(begin)

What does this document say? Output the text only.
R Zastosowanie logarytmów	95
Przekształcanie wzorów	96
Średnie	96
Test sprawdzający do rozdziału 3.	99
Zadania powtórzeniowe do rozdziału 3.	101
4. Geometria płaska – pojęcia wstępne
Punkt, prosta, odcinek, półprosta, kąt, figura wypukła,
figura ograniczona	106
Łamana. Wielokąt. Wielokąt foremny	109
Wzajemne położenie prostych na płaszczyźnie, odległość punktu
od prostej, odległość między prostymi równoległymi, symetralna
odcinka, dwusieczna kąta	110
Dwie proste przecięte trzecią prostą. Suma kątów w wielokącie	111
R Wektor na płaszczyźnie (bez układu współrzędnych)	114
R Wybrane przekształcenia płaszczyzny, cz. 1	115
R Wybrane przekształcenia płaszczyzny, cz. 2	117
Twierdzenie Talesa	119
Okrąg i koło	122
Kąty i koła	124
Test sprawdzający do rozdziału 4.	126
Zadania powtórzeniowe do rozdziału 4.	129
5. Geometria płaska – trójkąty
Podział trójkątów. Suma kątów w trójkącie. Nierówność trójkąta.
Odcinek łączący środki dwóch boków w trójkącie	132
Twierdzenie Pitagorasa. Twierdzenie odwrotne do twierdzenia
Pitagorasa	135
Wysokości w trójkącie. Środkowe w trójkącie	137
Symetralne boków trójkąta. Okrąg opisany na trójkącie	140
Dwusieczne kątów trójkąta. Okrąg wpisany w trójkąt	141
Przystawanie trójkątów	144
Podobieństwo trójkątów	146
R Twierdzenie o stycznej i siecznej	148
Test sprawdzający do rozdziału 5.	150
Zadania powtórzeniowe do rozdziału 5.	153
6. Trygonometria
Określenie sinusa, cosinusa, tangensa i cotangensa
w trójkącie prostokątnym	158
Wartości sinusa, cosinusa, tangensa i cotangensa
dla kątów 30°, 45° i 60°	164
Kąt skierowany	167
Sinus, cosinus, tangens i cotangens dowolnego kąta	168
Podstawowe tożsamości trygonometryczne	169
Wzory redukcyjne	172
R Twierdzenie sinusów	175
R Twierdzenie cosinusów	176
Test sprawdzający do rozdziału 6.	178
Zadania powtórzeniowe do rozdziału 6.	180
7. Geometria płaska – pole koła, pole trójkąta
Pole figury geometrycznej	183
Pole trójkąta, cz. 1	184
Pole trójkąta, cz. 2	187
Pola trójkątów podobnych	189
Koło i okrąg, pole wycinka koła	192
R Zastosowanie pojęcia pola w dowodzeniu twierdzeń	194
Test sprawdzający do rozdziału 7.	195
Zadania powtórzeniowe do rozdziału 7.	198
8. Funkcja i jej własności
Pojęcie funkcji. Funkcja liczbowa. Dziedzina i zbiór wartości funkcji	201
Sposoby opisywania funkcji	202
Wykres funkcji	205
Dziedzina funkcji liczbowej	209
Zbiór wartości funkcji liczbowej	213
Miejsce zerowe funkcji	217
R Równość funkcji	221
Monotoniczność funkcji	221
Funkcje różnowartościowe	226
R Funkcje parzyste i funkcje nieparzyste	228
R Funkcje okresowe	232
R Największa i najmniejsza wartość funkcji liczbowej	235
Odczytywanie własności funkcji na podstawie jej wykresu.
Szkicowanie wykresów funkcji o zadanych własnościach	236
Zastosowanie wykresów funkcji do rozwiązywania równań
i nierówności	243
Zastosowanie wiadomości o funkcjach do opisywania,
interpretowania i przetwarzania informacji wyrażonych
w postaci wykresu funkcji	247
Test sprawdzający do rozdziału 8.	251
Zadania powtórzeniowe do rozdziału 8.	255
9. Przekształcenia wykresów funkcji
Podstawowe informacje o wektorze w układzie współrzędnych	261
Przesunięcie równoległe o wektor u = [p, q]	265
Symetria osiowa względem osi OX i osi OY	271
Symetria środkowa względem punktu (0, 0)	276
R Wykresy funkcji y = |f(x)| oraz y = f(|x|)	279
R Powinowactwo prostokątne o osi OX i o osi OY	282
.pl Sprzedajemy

(end)
(begin)

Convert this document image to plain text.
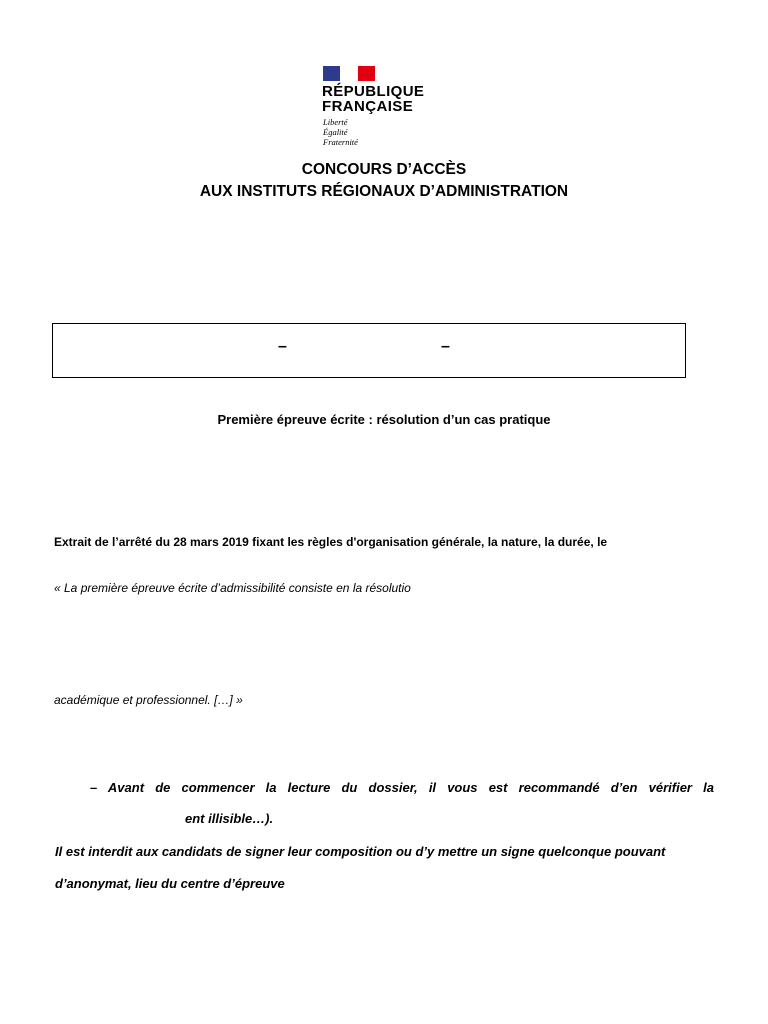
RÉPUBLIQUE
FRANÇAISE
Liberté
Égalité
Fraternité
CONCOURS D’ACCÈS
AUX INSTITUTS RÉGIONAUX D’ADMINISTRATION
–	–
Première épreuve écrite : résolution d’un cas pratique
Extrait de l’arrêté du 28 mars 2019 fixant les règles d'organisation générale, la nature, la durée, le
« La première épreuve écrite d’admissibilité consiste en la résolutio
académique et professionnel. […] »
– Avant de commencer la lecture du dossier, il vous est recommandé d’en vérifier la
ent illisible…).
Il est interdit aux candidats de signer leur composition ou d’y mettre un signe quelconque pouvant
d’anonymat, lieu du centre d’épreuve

(end)

Copy out all lines that carry the word "this".

What does this document say? Output the text only.
Convert this document image to plain text.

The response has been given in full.